** start Entries **

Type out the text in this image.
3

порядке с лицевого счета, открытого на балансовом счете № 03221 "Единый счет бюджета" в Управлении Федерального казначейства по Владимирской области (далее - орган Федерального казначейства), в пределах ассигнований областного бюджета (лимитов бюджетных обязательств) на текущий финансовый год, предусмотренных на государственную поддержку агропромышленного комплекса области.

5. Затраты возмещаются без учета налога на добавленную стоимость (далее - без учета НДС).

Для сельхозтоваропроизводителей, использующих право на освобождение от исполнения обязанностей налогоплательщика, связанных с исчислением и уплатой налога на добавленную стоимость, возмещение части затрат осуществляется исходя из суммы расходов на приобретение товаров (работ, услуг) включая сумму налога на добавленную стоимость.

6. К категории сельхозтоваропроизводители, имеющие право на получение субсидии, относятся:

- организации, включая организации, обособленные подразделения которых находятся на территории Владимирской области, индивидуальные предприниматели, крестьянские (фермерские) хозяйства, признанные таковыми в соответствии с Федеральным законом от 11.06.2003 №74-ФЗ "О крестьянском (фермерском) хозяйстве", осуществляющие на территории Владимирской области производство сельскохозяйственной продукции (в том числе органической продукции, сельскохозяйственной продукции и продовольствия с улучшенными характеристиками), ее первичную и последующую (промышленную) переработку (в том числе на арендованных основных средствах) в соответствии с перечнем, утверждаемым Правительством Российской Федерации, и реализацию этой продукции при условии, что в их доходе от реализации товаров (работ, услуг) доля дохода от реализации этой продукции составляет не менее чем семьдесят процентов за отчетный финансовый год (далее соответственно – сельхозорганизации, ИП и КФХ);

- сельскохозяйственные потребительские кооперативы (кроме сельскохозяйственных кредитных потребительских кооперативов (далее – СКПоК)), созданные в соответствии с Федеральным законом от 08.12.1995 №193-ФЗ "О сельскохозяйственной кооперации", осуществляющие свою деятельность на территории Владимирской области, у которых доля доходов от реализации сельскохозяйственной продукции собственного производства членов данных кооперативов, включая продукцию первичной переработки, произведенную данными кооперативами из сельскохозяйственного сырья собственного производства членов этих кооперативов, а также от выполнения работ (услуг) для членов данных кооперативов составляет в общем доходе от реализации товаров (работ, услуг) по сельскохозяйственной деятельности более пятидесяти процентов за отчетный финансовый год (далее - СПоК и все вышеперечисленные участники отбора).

** end Entries **

_Problem description_
Reproduce each record exactly as it appears.

_Task output_
Type out the text in this image.
3

порядке с лицевого счета, открытого на балансовом счете № 03221 "Единый счет бюджета" в Управлении Федерального казначейства по Владимирской области (далее - орган Федерального казначейства), в пределах ассигнований областного бюджета (лимитов бюджетных обязательств) на текущий финансовый год, предусмотренных на государственную поддержку агропромышленного комплекса области.

5. Затраты возмещаются без учета налога на добавленную стоимость (далее - без учета НДС).

Для сельхозтоваропроизводителей, использующих право на освобождение от исполнения обязанностей налогоплательщика, связанных с исчислением и уплатой налога на добавленную стоимость, возмещение части затрат осуществляется исходя из суммы расходов на приобретение товаров (работ, услуг) включая сумму налога на добавленную стоимость.

6. К категории сельхозтоваропроизводители, имеющие право на получение субсидии, относятся:

- организации, включая организации, обособленные подразделения которых находятся на территории Владимирской области, индивидуальные предприниматели, крестьянские (фермерские) хозяйства, признанные таковыми в соответствии с Федеральным законом от 11.06.2003 №74-ФЗ "О крестьянском (фермерском) хозяйстве", осуществляющие на территории Владимирской области производство сельскохозяйственной продукции (в том числе органической продукции, сельскохозяйственной продукции и продовольствия с улучшенными характеристиками), ее первичную и последующую (промышленную) переработку (в том числе на арендованных основных средствах) в соответствии с перечнем, утверждаемым Правительством Российской Федерации, и реализацию этой продукции при условии, что в их доходе от реализации товаров (работ, услуг) доля дохода от реализации этой продукции составляет не менее чем семьдесят процентов за отчетный финансовый год (далее соответственно – сельхозорганизации, ИП и КФХ);

- сельскохозяйственные потребительские кооперативы (кроме сельскохозяйственных кредитных потребительских кооперативов (далее – СКПоК)), созданные в соответствии с Федеральным законом от 08.12.1995 №193-ФЗ "О сельскохозяйственной кооперации", осуществляющие свою деятельность на территории Владимирской области, у которых доля доходов от реализации сельскохозяйственной продукции собственного производства членов данных кооперативов, включая продукцию первичной переработки, произведенную данными кооперативами из сельскохозяйственного сырья собственного производства членов этих кооперативов, а также от выполнения работ (услуг) для членов данных кооперативов составляет в общем доходе от реализации товаров (работ, услуг) по сельскохозяйственной деятельности более пятидесяти процентов за отчетный финансовый год (далее - СПоК и все вышеперечисленные участники отбора).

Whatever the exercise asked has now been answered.